== RECORDED DATA

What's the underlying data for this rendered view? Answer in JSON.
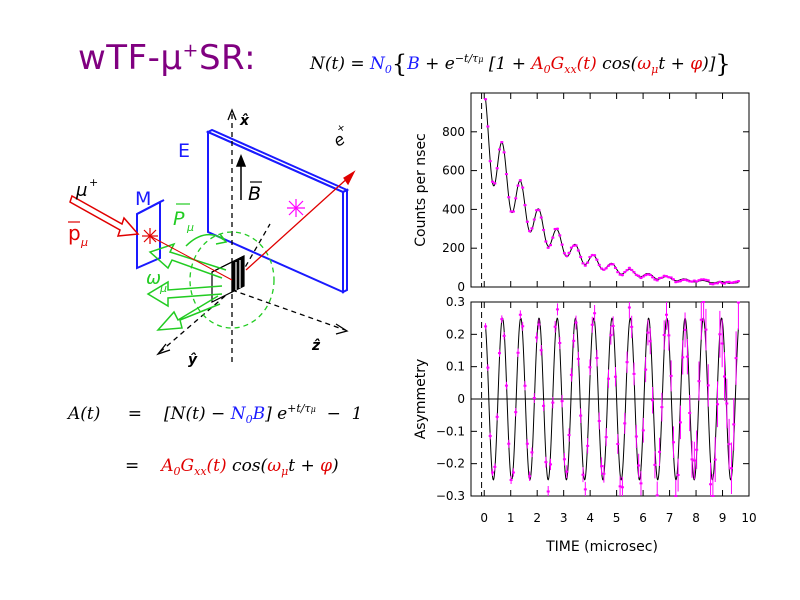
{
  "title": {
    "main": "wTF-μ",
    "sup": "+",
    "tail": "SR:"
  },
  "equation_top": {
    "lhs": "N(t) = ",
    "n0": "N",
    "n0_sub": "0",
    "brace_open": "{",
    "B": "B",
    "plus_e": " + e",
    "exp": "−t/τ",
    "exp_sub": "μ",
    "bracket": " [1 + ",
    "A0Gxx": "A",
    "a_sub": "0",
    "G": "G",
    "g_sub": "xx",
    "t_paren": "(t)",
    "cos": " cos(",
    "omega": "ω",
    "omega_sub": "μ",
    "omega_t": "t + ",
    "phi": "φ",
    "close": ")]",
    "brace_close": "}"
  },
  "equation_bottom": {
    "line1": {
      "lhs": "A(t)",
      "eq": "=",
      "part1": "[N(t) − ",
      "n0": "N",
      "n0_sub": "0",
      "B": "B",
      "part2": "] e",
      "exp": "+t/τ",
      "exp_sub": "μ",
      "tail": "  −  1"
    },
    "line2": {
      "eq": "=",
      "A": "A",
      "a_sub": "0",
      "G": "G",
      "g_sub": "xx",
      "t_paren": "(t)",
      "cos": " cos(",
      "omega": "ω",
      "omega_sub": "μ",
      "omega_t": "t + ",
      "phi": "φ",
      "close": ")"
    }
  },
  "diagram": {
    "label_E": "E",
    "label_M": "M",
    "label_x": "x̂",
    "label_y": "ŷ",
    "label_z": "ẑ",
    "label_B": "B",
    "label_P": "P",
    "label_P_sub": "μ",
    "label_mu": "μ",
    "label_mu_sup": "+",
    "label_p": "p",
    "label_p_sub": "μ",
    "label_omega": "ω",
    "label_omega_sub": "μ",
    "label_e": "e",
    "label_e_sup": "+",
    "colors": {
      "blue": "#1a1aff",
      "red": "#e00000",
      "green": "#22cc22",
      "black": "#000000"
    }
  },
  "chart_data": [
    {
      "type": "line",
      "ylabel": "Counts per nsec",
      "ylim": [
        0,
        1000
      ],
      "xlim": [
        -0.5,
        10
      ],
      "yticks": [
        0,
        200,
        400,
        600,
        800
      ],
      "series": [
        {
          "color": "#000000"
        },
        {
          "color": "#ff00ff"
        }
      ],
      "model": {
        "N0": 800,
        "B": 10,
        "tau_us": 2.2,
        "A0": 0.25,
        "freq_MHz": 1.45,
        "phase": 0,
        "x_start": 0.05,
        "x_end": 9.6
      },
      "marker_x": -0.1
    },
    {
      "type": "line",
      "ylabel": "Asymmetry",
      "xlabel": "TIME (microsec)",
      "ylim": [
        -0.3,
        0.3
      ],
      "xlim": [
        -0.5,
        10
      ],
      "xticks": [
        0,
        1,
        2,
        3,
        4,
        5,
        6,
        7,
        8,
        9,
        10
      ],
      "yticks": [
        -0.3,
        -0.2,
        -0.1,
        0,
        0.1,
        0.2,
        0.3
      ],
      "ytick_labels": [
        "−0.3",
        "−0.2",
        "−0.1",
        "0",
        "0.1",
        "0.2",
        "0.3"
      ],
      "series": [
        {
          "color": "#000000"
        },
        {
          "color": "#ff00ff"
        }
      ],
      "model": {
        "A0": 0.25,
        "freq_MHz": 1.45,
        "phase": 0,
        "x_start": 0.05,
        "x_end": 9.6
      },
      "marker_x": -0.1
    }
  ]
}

====
== RECORDED DATA

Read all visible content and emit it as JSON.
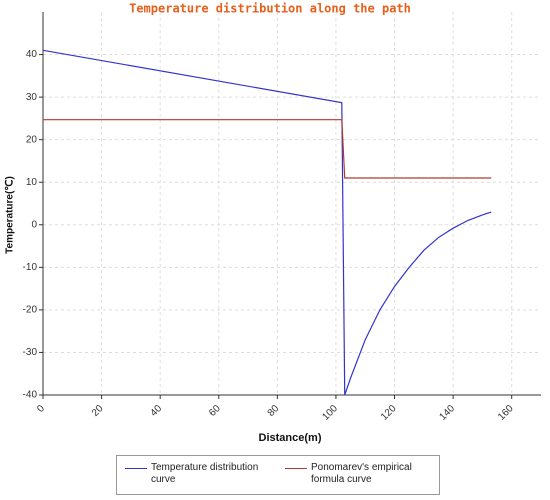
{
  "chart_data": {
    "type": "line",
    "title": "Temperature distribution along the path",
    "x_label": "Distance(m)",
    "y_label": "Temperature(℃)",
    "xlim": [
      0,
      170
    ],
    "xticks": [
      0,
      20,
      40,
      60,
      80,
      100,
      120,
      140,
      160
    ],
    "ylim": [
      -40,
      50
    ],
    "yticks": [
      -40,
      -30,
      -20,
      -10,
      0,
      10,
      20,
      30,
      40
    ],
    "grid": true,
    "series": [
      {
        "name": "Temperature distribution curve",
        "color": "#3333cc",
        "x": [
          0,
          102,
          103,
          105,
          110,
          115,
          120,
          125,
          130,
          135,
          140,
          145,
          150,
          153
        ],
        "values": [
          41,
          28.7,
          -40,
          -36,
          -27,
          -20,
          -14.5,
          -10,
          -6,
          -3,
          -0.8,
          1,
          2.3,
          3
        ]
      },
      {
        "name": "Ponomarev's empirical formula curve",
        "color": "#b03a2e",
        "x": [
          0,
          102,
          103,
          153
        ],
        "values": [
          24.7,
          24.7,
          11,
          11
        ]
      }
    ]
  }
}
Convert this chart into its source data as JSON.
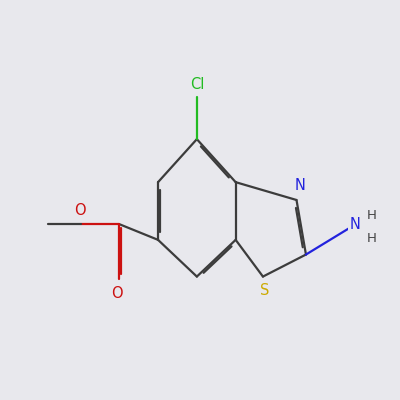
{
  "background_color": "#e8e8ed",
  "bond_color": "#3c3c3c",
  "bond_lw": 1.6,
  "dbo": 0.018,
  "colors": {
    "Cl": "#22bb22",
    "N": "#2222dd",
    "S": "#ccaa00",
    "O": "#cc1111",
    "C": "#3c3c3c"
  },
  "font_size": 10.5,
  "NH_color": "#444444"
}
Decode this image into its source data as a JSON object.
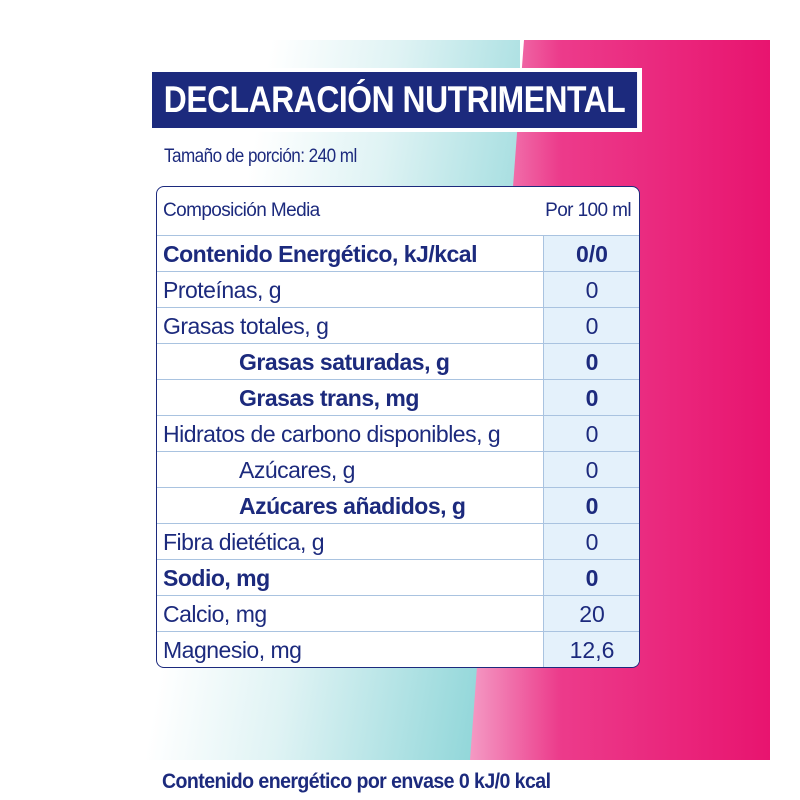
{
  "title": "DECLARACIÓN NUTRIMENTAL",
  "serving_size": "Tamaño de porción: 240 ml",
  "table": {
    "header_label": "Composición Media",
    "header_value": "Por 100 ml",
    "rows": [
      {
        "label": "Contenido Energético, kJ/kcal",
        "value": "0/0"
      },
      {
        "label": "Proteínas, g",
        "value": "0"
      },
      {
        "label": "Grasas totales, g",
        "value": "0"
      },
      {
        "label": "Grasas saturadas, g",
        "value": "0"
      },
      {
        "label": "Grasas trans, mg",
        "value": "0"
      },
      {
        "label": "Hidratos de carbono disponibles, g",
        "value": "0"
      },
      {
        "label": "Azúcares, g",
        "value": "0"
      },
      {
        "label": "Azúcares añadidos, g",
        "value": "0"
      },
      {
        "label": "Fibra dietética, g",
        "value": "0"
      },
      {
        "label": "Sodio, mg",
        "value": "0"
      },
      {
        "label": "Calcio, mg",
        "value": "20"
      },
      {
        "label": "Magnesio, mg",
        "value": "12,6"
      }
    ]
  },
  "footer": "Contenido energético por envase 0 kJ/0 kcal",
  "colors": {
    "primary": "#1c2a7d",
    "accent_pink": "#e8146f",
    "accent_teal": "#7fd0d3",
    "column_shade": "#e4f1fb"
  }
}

====

GOAL:
Copy every line from the records above that contains the word "title".

EXERCISE OUTPUT:
  "title": {
    "title": "Temperature distribution along the path",
  "title": "DECLARACIÓN NUTRIMENTAL",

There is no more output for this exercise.